=== WHAT TO DO ===
Which lines hold the word "fill"? Copy each one.

=== GIVEN RECORDS ===
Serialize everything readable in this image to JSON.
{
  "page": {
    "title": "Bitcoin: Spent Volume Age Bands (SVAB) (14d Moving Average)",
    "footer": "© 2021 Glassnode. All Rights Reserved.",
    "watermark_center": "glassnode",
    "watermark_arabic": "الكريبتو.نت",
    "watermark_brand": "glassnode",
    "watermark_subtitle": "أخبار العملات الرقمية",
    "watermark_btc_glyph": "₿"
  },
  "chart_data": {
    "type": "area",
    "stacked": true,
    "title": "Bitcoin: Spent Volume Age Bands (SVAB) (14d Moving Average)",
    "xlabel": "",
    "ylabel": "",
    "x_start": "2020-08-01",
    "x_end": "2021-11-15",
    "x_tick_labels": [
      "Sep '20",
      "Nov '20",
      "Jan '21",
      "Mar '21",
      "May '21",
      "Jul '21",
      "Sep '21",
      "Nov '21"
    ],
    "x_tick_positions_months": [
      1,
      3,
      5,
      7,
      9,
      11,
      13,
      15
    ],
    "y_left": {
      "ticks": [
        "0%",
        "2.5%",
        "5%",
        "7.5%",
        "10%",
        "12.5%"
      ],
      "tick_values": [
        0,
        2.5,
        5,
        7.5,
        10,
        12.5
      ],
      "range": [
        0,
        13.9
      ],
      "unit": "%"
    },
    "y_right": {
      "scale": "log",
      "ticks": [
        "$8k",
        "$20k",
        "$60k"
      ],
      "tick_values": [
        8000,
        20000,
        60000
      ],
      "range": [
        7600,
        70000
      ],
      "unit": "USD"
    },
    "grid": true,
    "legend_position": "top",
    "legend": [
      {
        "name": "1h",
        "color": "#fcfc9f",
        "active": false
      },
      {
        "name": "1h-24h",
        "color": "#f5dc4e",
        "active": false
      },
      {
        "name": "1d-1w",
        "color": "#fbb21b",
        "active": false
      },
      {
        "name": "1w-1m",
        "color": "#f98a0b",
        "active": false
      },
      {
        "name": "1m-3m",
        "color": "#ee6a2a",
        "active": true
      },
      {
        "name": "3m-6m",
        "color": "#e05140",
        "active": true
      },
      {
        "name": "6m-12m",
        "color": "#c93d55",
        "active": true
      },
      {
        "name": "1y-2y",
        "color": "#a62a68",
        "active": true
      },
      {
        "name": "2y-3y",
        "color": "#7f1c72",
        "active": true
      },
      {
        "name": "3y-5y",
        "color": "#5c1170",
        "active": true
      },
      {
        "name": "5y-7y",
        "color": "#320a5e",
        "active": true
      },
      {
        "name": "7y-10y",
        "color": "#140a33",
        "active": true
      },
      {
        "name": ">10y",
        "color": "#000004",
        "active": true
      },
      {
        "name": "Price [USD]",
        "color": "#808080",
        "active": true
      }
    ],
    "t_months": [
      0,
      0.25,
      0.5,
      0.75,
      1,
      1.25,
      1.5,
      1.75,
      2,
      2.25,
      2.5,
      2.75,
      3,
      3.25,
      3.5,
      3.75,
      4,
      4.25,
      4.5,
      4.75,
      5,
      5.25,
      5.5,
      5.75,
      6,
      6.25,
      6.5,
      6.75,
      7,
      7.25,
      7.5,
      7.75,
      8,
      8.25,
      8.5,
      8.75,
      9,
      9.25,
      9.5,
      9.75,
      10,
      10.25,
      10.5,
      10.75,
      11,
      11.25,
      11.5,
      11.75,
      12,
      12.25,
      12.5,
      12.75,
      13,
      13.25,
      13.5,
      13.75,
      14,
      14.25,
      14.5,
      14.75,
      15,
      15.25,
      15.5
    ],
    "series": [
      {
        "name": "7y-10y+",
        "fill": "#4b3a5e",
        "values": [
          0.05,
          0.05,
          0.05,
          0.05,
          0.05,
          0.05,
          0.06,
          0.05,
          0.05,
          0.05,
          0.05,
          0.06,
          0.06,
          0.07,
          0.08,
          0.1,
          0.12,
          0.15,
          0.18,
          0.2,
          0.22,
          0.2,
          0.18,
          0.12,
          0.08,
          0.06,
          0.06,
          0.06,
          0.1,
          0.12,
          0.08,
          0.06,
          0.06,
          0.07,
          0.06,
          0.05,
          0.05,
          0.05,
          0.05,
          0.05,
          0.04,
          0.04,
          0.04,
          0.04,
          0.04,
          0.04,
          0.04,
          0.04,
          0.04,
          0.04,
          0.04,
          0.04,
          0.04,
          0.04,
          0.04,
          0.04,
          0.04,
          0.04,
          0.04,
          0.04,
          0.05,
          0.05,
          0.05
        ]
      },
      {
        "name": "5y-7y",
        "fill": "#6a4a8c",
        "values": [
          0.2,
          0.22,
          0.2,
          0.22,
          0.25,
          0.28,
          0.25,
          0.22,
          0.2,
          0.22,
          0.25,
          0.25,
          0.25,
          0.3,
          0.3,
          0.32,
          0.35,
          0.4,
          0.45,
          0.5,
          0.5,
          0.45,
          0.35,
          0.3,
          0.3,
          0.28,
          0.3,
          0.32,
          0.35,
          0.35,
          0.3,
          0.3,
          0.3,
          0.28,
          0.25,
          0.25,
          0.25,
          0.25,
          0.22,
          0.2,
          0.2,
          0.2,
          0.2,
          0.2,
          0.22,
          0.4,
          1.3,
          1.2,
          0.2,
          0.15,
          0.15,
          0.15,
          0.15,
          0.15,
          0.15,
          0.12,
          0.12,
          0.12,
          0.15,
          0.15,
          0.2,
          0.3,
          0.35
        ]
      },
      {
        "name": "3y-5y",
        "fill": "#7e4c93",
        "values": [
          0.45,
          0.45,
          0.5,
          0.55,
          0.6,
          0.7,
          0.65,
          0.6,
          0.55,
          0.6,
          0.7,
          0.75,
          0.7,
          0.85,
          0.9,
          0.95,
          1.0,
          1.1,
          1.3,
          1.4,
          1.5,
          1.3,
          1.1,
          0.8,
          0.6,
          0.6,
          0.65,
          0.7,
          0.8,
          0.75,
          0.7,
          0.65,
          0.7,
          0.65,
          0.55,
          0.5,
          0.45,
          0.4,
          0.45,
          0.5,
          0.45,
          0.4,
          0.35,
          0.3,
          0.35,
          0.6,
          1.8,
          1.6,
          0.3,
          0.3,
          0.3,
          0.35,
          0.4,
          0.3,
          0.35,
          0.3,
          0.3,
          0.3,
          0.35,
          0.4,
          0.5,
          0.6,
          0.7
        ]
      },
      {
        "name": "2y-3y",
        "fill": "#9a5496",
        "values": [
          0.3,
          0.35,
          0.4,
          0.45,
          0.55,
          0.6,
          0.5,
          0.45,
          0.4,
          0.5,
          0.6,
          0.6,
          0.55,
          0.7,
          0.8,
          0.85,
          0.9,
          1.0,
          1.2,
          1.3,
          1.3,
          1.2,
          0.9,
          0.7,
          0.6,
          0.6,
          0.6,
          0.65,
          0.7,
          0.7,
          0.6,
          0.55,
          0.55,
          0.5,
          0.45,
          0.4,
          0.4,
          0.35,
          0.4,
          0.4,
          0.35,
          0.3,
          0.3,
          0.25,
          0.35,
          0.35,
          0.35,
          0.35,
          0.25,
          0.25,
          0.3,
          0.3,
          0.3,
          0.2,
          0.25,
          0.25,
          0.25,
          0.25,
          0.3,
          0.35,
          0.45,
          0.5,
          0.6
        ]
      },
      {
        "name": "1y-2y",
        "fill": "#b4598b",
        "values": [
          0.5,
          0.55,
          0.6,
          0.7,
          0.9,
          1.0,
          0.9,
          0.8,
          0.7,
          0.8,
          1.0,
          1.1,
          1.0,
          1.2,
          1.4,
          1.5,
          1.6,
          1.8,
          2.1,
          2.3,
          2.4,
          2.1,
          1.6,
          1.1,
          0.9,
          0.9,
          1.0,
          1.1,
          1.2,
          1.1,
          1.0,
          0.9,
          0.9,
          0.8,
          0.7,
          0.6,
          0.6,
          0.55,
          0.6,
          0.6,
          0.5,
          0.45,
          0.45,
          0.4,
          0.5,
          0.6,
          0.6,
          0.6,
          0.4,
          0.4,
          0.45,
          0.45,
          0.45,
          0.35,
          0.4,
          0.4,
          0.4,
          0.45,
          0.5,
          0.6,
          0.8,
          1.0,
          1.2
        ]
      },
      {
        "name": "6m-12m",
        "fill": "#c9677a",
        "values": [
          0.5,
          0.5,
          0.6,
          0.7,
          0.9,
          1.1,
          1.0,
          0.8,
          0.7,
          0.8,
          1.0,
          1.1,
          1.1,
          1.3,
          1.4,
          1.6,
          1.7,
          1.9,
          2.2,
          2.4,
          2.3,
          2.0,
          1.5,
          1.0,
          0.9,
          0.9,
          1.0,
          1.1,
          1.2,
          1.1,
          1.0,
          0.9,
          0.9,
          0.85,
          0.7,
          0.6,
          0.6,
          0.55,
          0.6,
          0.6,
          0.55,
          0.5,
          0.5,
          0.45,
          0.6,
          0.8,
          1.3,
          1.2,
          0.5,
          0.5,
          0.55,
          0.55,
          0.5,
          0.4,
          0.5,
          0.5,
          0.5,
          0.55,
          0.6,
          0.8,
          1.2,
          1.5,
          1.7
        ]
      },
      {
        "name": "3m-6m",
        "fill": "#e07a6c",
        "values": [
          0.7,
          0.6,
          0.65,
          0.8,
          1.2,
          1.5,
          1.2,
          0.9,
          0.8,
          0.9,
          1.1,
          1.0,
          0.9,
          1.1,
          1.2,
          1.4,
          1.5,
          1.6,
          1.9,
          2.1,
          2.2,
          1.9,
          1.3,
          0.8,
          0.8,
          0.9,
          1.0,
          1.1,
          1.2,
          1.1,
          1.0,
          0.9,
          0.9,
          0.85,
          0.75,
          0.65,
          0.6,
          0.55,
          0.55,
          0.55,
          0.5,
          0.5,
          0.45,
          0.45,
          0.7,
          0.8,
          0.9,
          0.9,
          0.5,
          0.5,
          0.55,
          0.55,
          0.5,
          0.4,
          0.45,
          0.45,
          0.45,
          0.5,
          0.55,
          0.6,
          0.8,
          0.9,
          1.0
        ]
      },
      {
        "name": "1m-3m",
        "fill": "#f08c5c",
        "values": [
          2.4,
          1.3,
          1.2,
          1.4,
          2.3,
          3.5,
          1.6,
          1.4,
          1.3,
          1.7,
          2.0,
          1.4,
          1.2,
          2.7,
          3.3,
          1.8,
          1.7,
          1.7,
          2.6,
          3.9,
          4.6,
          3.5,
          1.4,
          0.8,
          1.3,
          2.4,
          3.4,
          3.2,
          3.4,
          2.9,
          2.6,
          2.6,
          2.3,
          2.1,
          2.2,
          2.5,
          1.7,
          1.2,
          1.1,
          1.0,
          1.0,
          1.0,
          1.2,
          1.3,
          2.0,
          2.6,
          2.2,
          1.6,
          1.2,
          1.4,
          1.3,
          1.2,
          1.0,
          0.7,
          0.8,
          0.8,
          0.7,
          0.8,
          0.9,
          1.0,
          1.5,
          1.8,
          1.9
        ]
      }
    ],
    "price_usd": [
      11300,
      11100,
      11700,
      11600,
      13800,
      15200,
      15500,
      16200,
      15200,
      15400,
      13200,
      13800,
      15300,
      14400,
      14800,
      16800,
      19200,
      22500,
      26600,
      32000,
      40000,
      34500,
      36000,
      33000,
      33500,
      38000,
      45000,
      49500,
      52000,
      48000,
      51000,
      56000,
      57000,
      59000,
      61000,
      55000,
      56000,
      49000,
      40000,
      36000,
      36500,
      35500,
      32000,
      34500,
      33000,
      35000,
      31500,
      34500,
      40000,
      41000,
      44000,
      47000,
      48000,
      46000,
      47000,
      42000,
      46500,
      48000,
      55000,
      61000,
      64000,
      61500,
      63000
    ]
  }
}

=== PROBLEM SOLUTION ===
        "fill": "#4b3a5e",
        "fill": "#6a4a8c",
        "fill": "#7e4c93",
        "fill": "#9a5496",
        "fill": "#b4598b",
        "fill": "#c9677a",
        "fill": "#e07a6c",
        "fill": "#f08c5c",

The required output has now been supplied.